*STATED EXERCISE*
Write out every entry word for word.

*DATASET CONTENT*
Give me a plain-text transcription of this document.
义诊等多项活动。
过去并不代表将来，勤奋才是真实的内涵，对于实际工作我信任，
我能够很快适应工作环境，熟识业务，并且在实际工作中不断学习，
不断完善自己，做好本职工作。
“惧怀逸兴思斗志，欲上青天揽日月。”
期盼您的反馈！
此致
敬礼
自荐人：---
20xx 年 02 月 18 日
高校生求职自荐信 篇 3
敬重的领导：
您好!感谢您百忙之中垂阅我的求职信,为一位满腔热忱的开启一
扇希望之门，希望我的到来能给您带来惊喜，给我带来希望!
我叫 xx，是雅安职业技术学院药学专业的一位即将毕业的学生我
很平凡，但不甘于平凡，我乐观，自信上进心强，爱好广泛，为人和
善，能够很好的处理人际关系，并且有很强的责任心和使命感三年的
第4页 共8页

*SOLUTION TO THE PROBLEM*
Give me a plain-text transcription of this document.
义诊等多项活动。
过去并不代表将来，勤奋才是真实的内涵，对于实际工作我信任，
我能够很快适应工作环境，熟识业务，并且在实际工作中不断学习，
不断完善自己，做好本职工作。
“惧怀逸兴思斗志，欲上青天揽日月。”
期盼您的反馈！
此致
敬礼
自荐人：---
20xx 年 02 月 18 日
高校生求职自荐信 篇 3
敬重的领导：
您好!感谢您百忙之中垂阅我的求职信,为一位满腔热忱的开启一
扇希望之门，希望我的到来能给您带来惊喜，给我带来希望!
我叫 xx，是雅安职业技术学院药学专业的一位即将毕业的学生我
很平凡，但不甘于平凡，我乐观，自信上进心强，爱好广泛，为人和
善，能够很好的处理人际关系，并且有很强的责任心和使命感三年的
第4页 共8页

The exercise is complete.